### What you will do
Give the listing below again in full, exactly as written.

### Dataset records
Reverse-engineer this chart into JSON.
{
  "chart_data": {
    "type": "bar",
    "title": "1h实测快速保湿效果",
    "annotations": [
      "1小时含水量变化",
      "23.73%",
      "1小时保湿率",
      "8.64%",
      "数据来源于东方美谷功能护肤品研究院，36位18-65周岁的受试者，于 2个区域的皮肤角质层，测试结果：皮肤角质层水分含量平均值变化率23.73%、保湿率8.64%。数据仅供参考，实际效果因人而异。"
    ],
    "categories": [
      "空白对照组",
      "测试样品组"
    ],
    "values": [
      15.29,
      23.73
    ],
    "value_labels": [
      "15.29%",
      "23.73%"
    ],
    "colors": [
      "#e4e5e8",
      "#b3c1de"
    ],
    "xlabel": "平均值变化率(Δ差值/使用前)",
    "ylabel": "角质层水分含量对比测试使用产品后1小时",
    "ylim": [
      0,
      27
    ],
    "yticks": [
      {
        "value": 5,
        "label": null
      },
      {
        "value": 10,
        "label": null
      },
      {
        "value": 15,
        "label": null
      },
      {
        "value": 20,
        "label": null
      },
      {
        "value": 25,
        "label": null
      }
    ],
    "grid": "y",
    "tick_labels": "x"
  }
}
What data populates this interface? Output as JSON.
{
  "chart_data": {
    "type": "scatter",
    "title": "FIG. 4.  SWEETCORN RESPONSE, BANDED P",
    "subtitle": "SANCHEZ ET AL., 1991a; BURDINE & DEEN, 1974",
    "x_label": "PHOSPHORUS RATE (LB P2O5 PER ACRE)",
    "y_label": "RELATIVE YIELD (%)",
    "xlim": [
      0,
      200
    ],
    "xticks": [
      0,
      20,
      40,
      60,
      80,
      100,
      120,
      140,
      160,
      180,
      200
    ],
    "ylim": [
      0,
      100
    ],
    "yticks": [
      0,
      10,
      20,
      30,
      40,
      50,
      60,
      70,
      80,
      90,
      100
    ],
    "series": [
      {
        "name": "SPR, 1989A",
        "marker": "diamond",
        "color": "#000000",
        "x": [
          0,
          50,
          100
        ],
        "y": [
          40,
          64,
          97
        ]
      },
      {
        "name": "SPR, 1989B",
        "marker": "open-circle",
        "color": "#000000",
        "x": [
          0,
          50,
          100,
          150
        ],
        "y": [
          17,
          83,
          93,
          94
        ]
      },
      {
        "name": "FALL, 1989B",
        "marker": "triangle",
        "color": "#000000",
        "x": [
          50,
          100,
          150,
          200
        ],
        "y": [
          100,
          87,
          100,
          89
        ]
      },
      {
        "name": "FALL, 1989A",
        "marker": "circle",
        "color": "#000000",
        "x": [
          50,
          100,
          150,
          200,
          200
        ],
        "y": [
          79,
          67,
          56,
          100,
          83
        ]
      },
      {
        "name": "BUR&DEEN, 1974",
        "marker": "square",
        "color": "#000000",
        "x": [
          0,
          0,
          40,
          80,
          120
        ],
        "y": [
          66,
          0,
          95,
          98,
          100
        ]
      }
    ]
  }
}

### Output
Reverse-engineer this chart into JSON.
{
  "chart_data": {
    "type": "bar",
    "title": "1h实测快速保湿效果",
    "annotations": [
      "1小时含水量变化",
      "23.73%",
      "1小时保湿率",
      "8.64%",
      "数据来源于东方美谷功能护肤品研究院，36位18-65周岁的受试者，于 2个区域的皮肤角质层，测试结果：皮肤角质层水分含量平均值变化率23.73%、保湿率8.64%。数据仅供参考，实际效果因人而异。"
    ],
    "categories": [
      "空白对照组",
      "测试样品组"
    ],
    "values": [
      15.29,
      23.73
    ],
    "value_labels": [
      "15.29%",
      "23.73%"
    ],
    "colors": [
      "#e4e5e8",
      "#b3c1de"
    ],
    "xlabel": "平均值变化率(Δ差值/使用前)",
    "ylabel": "角质层水分含量对比测试使用产品后1小时",
    "ylim": [
      0,
      27
    ],
    "yticks": [
      {
        "value": 5,
        "label": null
      },
      {
        "value": 10,
        "label": null
      },
      {
        "value": 15,
        "label": null
      },
      {
        "value": 20,
        "label": null
      },
      {
        "value": 25,
        "label": null
      }
    ],
    "grid": "y",
    "tick_labels": "x"
  }
}
What data populates this interface? Output as JSON.
{
  "chart_data": {
    "type": "scatter",
    "title": "FIG. 4.  SWEETCORN RESPONSE, BANDED P",
    "subtitle": "SANCHEZ ET AL., 1991a; BURDINE & DEEN, 1974",
    "x_label": "PHOSPHORUS RATE (LB P2O5 PER ACRE)",
    "y_label": "RELATIVE YIELD (%)",
    "xlim": [
      0,
      200
    ],
    "xticks": [
      0,
      20,
      40,
      60,
      80,
      100,
      120,
      140,
      160,
      180,
      200
    ],
    "ylim": [
      0,
      100
    ],
    "yticks": [
      0,
      10,
      20,
      30,
      40,
      50,
      60,
      70,
      80,
      90,
      100
    ],
    "series": [
      {
        "name": "SPR, 1989A",
        "marker": "diamond",
        "color": "#000000",
        "x": [
          0,
          50,
          100
        ],
        "y": [
          40,
          64,
          97
        ]
      },
      {
        "name": "SPR, 1989B",
        "marker": "open-circle",
        "color": "#000000",
        "x": [
          0,
          50,
          100,
          150
        ],
        "y": [
          17,
          83,
          93,
          94
        ]
      },
      {
        "name": "FALL, 1989B",
        "marker": "triangle",
        "color": "#000000",
        "x": [
          50,
          100,
          150,
          200
        ],
        "y": [
          100,
          87,
          100,
          89
        ]
      },
      {
        "name": "FALL, 1989A",
        "marker": "circle",
        "color": "#000000",
        "x": [
          50,
          100,
          150,
          200,
          200
        ],
        "y": [
          79,
          67,
          56,
          100,
          83
        ]
      },
      {
        "name": "BUR&DEEN, 1974",
        "marker": "square",
        "color": "#000000",
        "x": [
          0,
          0,
          40,
          80,
          120
        ],
        "y": [
          66,
          0,
          95,
          98,
          100
        ]
      }
    ]
  }
}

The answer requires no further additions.